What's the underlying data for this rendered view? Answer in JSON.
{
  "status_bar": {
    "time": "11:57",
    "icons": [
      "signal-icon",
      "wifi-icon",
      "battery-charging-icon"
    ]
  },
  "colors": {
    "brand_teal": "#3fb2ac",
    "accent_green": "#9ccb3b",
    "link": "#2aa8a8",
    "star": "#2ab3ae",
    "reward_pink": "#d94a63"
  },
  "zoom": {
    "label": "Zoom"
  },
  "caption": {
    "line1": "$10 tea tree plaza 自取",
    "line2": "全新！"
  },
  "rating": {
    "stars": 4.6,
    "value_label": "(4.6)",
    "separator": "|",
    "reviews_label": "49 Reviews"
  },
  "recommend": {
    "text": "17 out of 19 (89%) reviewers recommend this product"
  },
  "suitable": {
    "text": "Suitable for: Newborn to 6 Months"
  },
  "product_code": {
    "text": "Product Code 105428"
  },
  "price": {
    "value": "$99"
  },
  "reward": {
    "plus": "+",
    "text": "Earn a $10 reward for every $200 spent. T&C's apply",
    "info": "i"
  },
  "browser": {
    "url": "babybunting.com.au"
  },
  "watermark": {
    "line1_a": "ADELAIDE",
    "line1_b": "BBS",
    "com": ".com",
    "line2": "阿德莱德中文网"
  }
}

+ + + + +

Exercise objective> From the entries above, collect every line with the string "recommend" in it.

The solution>
  "recommend": {
    "text": "17 out of 19 (89%) reviewers recommend this product"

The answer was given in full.